> Exercise materials
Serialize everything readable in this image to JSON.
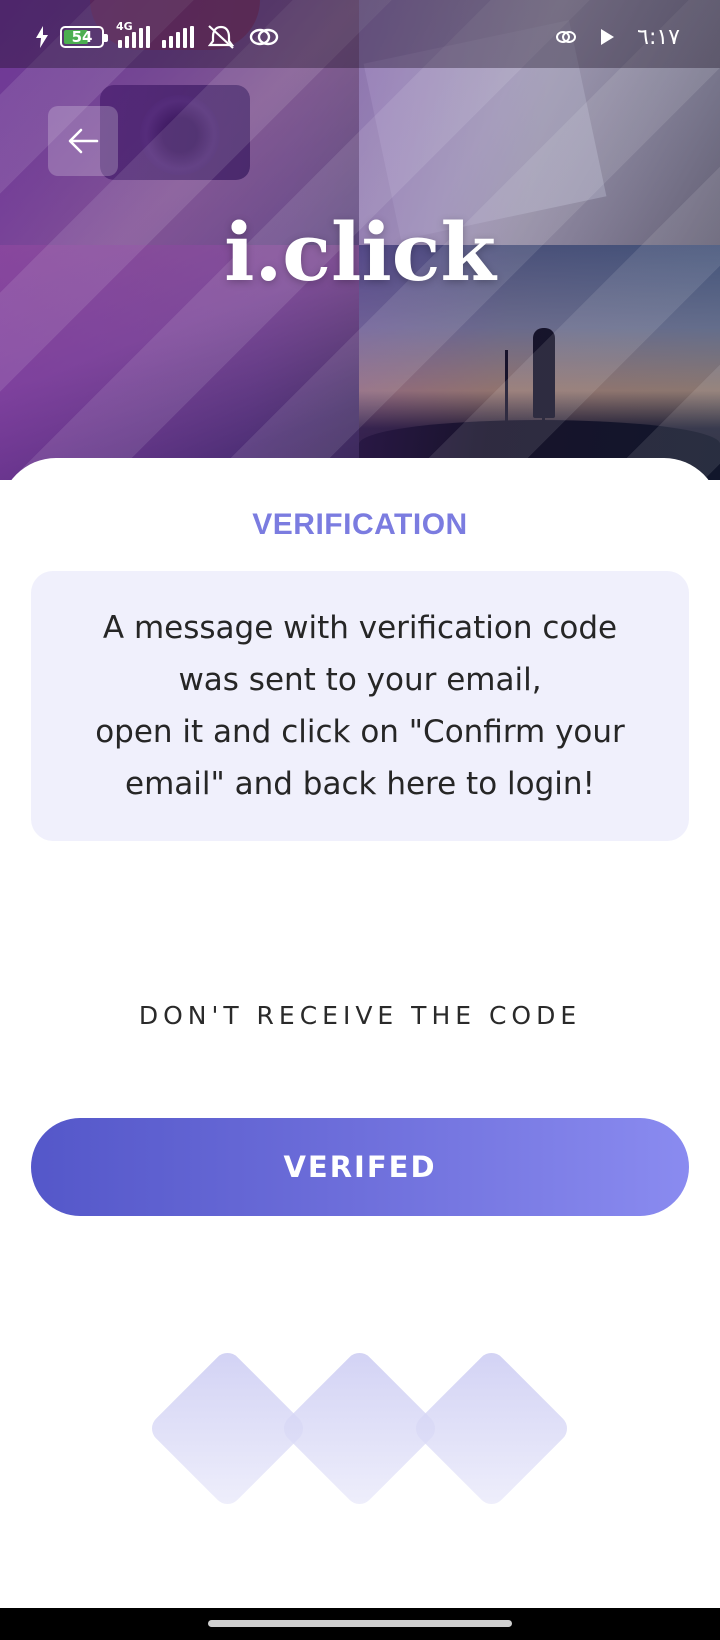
{
  "status_bar": {
    "battery_level": "54",
    "network_type": "4G",
    "time": "٦:١٧",
    "icons": [
      "charging-bolt-icon",
      "battery-icon",
      "signal-icon",
      "signal-icon",
      "mute-icon",
      "link-icon",
      "link-icon",
      "play-icon"
    ]
  },
  "header": {
    "back_icon": "arrow-left-icon",
    "logo_text": "i.click"
  },
  "verification": {
    "title": "VERIFICATION",
    "message": "A message with verification code\nwas sent to your email,\nopen it and click on \"Confirm your email\" and back here to login!",
    "resend_label": "DON'T RECEIVE THE CODE",
    "verify_button_label": "VERIFED"
  },
  "colors": {
    "accent": "#7b7ce0",
    "button_start": "#5457c9",
    "button_end": "#8a8bf0",
    "message_bg": "#f0f0fc"
  }
}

> Set exercise
Quote the entries above word for word. Leave the images out.

> Task output
Serialize everything readable in this image to JSON.
{
  "status_bar": {
    "battery_level": "54",
    "network_type": "4G",
    "time": "٦:١٧",
    "icons": [
      "charging-bolt-icon",
      "battery-icon",
      "signal-icon",
      "signal-icon",
      "mute-icon",
      "link-icon",
      "link-icon",
      "play-icon"
    ]
  },
  "header": {
    "back_icon": "arrow-left-icon",
    "logo_text": "i.click"
  },
  "verification": {
    "title": "VERIFICATION",
    "message": "A message with verification code\nwas sent to your email,\nopen it and click on \"Confirm your email\" and back here to login!",
    "resend_label": "DON'T RECEIVE THE CODE",
    "verify_button_label": "VERIFED"
  },
  "colors": {
    "accent": "#7b7ce0",
    "button_start": "#5457c9",
    "button_end": "#8a8bf0",
    "message_bg": "#f0f0fc"
  }
}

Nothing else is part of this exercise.